* **Task statement**
Write every record out again exactly, and keep images out of it.

## Begin

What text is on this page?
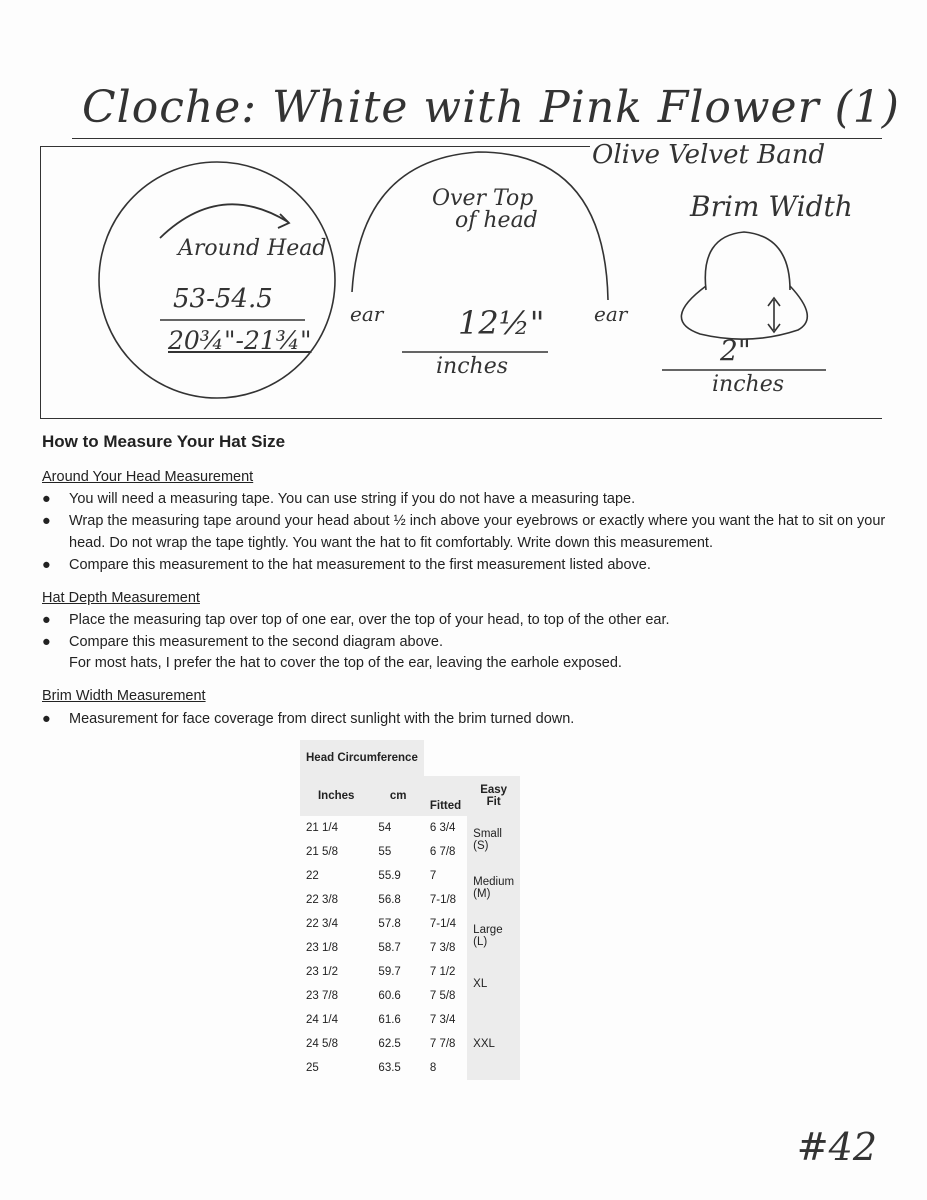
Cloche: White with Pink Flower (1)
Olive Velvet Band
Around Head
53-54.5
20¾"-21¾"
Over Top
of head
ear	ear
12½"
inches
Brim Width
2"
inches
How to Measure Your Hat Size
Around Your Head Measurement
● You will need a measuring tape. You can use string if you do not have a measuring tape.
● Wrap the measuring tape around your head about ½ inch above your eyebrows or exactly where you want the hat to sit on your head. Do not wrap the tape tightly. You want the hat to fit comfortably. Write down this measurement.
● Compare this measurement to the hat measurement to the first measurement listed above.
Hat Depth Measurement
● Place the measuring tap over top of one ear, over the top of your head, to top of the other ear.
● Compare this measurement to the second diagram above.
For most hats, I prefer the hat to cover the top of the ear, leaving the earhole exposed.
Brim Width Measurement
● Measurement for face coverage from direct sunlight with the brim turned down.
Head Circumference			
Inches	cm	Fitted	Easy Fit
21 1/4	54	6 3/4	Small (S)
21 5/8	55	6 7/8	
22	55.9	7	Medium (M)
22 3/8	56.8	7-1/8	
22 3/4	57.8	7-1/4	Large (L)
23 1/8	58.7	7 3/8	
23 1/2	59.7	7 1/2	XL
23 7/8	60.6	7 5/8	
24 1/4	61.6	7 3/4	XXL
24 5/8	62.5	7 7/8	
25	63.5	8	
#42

## End

* **Answer**
What text is on this page?
Cloche: White with Pink Flower (1)
Olive Velvet Band
Around Head
53-54.5
20¾"-21¾"
Over Top
of head
ear	ear
12½"
inches
Brim Width
2"
inches
How to Measure Your Hat Size
Around Your Head Measurement
● You will need a measuring tape. You can use string if you do not have a measuring tape.
● Wrap the measuring tape around your head about ½ inch above your eyebrows or exactly where you want the hat to sit on your head. Do not wrap the tape tightly. You want the hat to fit comfortably. Write down this measurement.
● Compare this measurement to the hat measurement to the first measurement listed above.
Hat Depth Measurement
● Place the measuring tap over top of one ear, over the top of your head, to top of the other ear.
● Compare this measurement to the second diagram above.
For most hats, I prefer the hat to cover the top of the ear, leaving the earhole exposed.
Brim Width Measurement
● Measurement for face coverage from direct sunlight with the brim turned down.
Head Circumference			
Inches	cm	Fitted	Easy Fit
21 1/4	54	6 3/4	Small (S)
21 5/8	55	6 7/8	
22	55.9	7	Medium (M)
22 3/8	56.8	7-1/8	
22 3/4	57.8	7-1/4	Large (L)
23 1/8	58.7	7 3/8	
23 1/2	59.7	7 1/2	XL
23 7/8	60.6	7 5/8	
24 1/4	61.6	7 3/4	XXL
24 5/8	62.5	7 7/8	
25	63.5	8	
#42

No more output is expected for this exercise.